Problem to work on — Determine how many lines of the data below contain "symbol", then give only that number.

Data —
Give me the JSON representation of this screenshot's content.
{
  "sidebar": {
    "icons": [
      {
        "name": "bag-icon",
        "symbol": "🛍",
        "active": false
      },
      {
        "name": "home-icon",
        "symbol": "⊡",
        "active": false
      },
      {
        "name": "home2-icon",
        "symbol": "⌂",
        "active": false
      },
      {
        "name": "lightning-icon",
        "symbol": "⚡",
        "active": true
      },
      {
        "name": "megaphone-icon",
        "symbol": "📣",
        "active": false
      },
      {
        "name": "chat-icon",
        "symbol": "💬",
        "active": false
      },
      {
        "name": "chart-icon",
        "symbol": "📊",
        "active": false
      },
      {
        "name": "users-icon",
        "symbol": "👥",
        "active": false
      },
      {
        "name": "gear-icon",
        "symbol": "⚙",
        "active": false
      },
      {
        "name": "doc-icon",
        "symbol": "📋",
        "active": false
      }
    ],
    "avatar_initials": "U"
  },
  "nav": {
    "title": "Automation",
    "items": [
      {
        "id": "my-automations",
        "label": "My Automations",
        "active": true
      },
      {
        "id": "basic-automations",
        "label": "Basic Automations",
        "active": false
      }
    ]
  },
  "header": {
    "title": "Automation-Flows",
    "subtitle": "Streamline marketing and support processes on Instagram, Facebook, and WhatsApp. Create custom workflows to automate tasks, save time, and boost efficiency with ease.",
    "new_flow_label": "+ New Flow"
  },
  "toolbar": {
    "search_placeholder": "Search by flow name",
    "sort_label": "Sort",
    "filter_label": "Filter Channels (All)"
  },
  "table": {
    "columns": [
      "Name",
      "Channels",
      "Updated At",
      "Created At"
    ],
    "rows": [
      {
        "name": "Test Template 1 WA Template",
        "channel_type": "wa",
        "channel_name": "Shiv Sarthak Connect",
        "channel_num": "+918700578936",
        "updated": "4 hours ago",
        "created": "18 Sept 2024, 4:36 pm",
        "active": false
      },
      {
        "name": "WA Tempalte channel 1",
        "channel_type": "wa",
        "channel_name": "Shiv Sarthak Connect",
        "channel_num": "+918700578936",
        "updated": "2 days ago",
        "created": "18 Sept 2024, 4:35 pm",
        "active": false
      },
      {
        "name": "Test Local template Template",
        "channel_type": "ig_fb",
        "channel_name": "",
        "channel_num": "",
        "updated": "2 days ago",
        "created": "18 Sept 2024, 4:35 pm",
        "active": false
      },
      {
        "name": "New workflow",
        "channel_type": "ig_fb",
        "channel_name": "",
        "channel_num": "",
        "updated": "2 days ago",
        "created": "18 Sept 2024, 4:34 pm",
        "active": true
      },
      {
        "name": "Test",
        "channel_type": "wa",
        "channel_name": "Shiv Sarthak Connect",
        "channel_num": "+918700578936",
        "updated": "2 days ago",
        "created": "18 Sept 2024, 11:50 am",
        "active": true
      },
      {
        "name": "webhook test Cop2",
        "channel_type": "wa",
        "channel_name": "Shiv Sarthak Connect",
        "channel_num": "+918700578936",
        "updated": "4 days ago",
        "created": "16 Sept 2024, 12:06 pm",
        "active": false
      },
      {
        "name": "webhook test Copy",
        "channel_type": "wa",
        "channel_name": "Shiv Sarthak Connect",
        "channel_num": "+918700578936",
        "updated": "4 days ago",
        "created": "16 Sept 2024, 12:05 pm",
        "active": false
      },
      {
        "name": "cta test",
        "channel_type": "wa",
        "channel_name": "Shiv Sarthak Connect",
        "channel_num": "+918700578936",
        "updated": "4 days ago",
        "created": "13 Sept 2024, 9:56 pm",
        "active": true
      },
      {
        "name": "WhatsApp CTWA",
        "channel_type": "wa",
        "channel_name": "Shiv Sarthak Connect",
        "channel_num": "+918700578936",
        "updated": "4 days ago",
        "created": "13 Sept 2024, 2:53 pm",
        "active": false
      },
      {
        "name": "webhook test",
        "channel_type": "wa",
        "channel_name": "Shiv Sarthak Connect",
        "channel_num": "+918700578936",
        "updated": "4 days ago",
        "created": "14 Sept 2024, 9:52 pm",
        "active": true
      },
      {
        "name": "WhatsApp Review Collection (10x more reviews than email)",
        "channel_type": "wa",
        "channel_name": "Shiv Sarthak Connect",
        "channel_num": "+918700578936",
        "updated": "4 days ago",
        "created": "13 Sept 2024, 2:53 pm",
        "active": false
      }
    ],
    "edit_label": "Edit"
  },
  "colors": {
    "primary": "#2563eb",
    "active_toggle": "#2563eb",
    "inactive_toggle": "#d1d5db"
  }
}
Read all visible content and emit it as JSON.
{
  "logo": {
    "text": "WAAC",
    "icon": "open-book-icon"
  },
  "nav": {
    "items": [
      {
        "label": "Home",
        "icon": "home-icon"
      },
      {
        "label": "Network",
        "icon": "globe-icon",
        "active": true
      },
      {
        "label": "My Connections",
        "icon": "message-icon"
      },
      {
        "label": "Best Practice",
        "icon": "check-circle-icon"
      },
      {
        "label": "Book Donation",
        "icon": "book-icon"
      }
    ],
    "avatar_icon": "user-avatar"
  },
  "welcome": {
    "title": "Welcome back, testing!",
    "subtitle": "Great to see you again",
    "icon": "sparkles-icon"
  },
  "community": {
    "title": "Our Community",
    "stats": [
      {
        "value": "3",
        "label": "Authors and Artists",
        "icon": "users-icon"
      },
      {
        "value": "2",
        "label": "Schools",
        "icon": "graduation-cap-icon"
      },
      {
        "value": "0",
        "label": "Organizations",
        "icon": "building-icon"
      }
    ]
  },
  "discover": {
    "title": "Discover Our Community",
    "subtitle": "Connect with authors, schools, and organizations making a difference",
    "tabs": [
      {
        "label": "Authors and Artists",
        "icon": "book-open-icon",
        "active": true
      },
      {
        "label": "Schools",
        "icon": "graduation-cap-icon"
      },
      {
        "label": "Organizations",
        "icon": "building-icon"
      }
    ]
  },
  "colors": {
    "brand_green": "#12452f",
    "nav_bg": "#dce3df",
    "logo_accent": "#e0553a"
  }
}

Exercise output — 10